---------- INFORMATION GIVEN

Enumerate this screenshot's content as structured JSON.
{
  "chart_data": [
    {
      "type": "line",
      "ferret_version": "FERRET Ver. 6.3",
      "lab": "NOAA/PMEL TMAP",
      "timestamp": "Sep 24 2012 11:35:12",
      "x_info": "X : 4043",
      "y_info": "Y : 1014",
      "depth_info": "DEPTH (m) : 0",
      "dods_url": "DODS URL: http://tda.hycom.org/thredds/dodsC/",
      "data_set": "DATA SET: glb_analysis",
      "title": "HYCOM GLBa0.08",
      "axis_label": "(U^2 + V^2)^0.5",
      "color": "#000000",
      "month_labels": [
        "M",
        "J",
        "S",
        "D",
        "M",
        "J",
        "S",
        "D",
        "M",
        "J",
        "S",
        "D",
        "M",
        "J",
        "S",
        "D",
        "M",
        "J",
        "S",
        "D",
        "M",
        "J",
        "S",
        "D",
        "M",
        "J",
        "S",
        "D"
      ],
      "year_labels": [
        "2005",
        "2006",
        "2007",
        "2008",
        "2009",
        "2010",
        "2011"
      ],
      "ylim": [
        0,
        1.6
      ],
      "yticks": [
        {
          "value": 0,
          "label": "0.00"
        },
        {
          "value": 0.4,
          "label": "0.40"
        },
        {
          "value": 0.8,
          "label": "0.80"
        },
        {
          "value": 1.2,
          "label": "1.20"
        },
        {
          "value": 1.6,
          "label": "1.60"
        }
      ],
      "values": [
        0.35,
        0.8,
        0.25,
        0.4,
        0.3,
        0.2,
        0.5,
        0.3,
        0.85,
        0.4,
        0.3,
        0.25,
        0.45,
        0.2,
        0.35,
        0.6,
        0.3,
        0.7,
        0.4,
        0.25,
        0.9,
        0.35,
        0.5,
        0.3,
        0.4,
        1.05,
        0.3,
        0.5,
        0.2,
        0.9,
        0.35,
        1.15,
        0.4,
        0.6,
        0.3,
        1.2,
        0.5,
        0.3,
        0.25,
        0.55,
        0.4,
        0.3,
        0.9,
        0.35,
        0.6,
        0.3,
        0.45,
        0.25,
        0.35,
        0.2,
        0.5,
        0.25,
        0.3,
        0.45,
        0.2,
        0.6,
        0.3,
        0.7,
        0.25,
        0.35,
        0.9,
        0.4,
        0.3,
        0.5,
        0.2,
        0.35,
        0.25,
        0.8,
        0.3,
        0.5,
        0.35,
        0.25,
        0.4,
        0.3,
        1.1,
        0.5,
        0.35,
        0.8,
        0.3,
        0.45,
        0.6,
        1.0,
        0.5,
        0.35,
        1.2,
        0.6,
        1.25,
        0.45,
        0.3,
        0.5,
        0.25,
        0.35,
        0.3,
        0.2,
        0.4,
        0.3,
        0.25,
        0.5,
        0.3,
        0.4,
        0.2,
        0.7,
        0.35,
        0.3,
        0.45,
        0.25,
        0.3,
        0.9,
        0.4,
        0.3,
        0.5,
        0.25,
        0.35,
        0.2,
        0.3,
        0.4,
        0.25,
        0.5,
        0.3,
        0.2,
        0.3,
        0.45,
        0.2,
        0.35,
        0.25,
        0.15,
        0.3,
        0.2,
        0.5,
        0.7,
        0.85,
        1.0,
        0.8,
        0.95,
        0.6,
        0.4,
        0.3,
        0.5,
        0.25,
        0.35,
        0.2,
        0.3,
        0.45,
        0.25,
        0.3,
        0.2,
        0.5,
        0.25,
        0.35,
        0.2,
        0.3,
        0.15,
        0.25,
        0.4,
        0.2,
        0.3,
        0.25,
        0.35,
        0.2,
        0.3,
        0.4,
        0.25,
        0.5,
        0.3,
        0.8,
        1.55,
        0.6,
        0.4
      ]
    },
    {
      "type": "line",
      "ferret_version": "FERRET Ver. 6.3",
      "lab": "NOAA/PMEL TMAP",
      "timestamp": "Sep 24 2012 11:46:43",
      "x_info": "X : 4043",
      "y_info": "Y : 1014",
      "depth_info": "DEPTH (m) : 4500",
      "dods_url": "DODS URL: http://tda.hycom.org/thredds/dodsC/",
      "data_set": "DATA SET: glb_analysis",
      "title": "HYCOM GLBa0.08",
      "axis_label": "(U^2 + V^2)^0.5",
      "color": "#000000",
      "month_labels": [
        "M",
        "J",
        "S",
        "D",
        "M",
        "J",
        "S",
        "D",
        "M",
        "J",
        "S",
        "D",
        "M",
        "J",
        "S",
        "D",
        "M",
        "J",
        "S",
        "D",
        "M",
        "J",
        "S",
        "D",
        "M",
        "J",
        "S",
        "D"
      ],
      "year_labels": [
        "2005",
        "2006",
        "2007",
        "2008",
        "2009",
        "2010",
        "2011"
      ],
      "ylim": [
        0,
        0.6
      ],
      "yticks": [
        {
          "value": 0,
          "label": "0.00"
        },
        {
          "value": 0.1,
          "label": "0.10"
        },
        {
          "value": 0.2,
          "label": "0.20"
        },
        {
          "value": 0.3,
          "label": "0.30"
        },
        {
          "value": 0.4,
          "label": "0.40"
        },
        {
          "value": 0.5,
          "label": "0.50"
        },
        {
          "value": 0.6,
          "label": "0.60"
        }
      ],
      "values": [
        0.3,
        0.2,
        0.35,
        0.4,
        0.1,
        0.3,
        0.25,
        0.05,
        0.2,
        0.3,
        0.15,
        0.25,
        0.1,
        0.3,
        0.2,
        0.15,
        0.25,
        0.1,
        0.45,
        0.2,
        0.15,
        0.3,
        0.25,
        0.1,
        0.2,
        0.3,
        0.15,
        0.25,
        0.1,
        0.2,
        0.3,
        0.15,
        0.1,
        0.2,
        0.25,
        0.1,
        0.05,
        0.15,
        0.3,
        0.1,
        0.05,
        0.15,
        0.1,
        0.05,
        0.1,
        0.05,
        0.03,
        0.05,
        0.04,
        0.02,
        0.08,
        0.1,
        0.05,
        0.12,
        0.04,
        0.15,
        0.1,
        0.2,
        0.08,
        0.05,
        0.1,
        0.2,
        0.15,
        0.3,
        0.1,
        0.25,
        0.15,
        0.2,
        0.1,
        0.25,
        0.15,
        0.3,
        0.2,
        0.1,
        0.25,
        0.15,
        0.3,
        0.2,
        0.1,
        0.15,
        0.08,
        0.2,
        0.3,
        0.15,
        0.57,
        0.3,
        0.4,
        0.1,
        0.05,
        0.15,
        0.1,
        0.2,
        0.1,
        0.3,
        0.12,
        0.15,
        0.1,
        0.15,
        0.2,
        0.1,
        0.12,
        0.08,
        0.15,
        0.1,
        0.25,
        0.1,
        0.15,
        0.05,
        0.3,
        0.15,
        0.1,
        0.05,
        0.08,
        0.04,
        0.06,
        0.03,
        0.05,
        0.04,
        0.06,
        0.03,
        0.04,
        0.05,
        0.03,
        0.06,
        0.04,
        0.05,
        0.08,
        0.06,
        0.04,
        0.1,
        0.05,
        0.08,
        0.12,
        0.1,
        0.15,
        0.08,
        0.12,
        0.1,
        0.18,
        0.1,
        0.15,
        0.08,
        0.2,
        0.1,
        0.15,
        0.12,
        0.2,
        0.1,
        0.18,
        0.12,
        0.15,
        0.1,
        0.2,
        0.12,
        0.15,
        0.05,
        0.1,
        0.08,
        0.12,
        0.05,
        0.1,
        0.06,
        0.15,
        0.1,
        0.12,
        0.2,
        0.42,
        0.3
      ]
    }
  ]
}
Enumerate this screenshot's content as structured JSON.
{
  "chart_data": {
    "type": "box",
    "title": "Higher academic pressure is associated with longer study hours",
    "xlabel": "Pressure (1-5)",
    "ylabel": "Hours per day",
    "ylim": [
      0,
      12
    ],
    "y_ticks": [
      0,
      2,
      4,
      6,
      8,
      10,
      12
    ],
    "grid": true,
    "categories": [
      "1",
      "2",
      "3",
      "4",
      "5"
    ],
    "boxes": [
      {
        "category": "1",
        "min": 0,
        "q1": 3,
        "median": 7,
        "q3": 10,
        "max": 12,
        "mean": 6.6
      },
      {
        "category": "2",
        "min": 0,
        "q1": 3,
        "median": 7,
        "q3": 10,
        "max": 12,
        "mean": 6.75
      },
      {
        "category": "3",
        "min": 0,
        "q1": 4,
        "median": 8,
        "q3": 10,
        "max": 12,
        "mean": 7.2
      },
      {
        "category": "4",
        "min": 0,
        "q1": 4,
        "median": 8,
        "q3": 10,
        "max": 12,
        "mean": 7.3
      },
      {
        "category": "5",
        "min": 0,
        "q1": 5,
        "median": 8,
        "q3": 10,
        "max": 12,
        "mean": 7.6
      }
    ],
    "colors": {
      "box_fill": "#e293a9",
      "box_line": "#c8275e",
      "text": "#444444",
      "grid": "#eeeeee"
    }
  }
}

--------------------

In the entries above, find each line with the string "timestamp" and copy it.

      "timestamp": "Sep 24 2012 11:35:12",
      "timestamp": "Sep 24 2012 11:46:43",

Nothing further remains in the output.